Given request -> Search the listing below for "Learning". Copy each matching line.

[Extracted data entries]

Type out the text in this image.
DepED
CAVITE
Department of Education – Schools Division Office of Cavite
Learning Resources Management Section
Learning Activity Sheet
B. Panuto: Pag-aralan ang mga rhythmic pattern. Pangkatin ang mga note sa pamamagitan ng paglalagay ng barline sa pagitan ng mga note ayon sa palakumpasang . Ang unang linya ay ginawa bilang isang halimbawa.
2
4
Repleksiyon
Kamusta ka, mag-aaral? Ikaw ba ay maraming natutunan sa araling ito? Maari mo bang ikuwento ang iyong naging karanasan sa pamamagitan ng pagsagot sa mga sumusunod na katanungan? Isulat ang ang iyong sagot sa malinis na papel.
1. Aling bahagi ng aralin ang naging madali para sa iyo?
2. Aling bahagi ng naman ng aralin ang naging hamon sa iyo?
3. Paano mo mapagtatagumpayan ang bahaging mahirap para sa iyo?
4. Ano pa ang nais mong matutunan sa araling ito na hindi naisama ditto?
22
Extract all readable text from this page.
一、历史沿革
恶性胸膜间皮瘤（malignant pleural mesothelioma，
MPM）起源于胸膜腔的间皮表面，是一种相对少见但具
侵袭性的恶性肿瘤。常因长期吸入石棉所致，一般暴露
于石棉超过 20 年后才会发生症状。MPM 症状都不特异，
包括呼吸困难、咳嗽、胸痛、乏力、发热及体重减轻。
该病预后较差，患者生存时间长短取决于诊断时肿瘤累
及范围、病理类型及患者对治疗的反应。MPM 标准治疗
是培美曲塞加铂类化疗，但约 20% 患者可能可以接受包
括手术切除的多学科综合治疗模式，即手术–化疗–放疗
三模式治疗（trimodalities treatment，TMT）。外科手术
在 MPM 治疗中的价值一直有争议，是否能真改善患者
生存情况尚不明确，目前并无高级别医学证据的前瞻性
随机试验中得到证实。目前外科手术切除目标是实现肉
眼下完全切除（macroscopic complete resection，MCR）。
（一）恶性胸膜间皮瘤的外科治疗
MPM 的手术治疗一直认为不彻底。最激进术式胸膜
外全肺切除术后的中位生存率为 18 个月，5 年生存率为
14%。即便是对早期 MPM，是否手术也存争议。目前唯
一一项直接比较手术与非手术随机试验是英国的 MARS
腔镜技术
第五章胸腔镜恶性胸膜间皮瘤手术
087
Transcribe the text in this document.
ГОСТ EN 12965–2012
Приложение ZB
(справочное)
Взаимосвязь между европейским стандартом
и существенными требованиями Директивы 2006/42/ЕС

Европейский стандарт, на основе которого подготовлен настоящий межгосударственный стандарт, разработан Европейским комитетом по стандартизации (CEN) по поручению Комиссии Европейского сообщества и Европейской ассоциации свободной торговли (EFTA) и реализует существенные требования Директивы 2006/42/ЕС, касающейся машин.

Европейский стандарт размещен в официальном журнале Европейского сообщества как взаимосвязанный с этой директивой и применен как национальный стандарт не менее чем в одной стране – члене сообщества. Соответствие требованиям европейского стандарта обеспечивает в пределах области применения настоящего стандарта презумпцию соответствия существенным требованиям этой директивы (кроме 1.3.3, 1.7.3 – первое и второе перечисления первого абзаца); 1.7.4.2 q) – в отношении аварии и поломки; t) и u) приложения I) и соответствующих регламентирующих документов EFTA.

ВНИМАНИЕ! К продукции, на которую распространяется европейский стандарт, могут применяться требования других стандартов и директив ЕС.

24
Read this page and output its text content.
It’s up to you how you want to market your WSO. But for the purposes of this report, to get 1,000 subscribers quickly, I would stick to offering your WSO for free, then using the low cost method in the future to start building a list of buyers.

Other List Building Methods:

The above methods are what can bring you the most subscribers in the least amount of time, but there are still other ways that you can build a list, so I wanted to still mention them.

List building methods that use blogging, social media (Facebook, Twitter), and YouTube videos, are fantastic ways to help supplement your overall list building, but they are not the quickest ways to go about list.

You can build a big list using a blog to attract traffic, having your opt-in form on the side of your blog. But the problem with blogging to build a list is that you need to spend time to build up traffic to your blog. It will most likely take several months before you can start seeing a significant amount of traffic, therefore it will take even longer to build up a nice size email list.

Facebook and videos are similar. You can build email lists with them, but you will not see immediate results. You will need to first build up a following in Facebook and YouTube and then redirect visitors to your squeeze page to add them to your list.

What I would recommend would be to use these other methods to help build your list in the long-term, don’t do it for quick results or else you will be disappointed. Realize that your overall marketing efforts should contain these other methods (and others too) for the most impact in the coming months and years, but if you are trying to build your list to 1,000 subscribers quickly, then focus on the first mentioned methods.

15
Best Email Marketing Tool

Exercise response ->
Learning Resources Management Section
Learning Activity Sheet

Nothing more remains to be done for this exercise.